• **SELECTED TEXT**
Segment Open
Eee Box B202 - first impressions

This is not a full featured professional review, there are plenty of those already published. This is just a consumer's early impression.

We got our new Eee Box B202 with Windows XP on Monday, November 10, 2008, and it has been exactly what we wanted so far. The B202 is replacing an 8 year old Gateway box (800MHz Celeron with RAM capacity capped at 512Meg by the chipset) that is running XP and mainly does e-mail, web browsing, and digital photo archiving from our 4MP camera, with a little light editing and miscellaneous stuff that can only be done on Windows - the other two PCs in the house are a newer Linux box and a MacBookPro.

The B202 can keep up with our other machines in terms of playing video like and Netflix watch it now, the old Celeron was pretty hopeless in the video department. B202 also plays Pandora radio effortlessly, whereas the old machine struggled, probably due to the RAM capacity. To give the old Celeron its due, it is still going after 8 years of daily service, but I believe it has been past its "best if used by" date for some time now.
Segment Closed
• **TASK GOAL**
Write the next part of the Eee Box B202 first impressions, starting right after its final sentence. The records that follow were taken from a separate source.

• **DATA EXCERPTS**
Segment Open
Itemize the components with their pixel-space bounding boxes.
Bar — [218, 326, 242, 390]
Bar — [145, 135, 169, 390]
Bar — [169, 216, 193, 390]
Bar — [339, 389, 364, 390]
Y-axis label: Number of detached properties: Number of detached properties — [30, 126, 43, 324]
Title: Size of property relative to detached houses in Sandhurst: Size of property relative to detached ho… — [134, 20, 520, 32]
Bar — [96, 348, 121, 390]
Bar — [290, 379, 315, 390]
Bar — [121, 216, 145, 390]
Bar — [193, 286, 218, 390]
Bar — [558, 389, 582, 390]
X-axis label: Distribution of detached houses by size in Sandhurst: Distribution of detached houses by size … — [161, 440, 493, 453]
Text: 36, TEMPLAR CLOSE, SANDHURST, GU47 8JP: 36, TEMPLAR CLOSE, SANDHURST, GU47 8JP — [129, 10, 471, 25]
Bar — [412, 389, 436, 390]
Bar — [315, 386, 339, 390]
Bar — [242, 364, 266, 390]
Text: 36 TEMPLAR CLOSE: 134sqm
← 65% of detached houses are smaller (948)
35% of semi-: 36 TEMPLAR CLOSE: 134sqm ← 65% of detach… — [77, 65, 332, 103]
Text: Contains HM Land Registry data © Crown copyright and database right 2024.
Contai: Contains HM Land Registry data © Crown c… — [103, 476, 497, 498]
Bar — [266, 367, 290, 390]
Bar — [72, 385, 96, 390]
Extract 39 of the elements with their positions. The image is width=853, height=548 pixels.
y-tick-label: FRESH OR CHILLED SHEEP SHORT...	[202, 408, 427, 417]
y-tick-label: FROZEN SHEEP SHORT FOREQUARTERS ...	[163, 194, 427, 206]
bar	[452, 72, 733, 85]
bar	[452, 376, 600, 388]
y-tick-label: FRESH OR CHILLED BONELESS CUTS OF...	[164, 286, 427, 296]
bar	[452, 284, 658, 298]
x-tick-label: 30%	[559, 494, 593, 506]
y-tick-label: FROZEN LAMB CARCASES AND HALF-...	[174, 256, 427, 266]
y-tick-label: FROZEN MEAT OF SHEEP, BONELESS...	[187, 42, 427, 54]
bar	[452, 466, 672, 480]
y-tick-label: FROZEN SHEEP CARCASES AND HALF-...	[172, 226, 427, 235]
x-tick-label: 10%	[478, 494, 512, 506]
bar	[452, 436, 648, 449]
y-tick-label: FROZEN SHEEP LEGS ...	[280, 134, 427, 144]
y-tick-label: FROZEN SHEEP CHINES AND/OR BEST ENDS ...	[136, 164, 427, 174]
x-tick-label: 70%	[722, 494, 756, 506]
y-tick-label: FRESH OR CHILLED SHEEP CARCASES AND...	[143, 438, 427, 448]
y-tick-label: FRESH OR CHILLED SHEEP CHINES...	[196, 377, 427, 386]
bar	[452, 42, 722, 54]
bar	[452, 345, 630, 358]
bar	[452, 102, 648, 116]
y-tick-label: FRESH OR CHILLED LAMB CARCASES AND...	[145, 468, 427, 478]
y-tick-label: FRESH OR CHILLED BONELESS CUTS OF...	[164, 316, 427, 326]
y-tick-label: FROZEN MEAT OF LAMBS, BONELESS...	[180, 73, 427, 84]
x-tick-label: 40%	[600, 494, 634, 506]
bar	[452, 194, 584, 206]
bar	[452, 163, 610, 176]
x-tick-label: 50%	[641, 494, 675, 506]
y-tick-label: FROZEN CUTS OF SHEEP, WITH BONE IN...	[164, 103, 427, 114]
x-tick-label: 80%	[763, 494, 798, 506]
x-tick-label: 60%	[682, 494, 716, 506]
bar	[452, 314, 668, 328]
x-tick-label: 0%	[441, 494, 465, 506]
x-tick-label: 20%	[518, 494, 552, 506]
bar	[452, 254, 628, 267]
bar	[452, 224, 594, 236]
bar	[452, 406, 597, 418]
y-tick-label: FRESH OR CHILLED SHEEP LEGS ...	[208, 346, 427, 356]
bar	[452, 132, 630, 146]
Segment Closed
• **ANSWER AREA**
I used a Kill-A-Watt meter to take some interesting readings on the old, new, and continuing usage equipment:

  • Celeron PC: 70 watts while running, 2 watts even when powered "off"
  • Eee Box B202: 17 watts while running (Pandora radio going), 15 watts at ready idle, 0 watts when off (must be an efficient power-brick)
  • Creative Labs T10 speakers: 1W operating, 2W if cranked way up
  • 15" Sharp LCD monitor: 24 watts operating

So, the new B202 is going to save us 50 watts over the old PC, and it is a whole lot quieter too. Another message here is that leaving the internet radio on isn't really a big deal, turning off the monitor will cut out more than half of the total system power consumption.

The wireless networking performance of the B202 has been impressive, it picks up twice as many home networks in my neighborhood as my old 802.11g gear, including the vaunted MacBookPro. I don't believe all of those extras listed are 802.11n networks, I think the B202 is just that much more sensitive. Where it really matters, the B202 gets a solid signal regardless of where it is placed in the room, even on the floor. The Celeron box was eventually equipped with a wireless card that supported a remote antenna due to flaky reception on the older chassis mounted antenna. That remote antenna needs to be 2' off the floor for good reception from our Linksys wireless router 2 rooms away. I was thinking I might mount the remote antenna on the B202, and it does screw into the standard port on its back, but apparently it won't be necessary, the B202 standard antenna is plenty strong.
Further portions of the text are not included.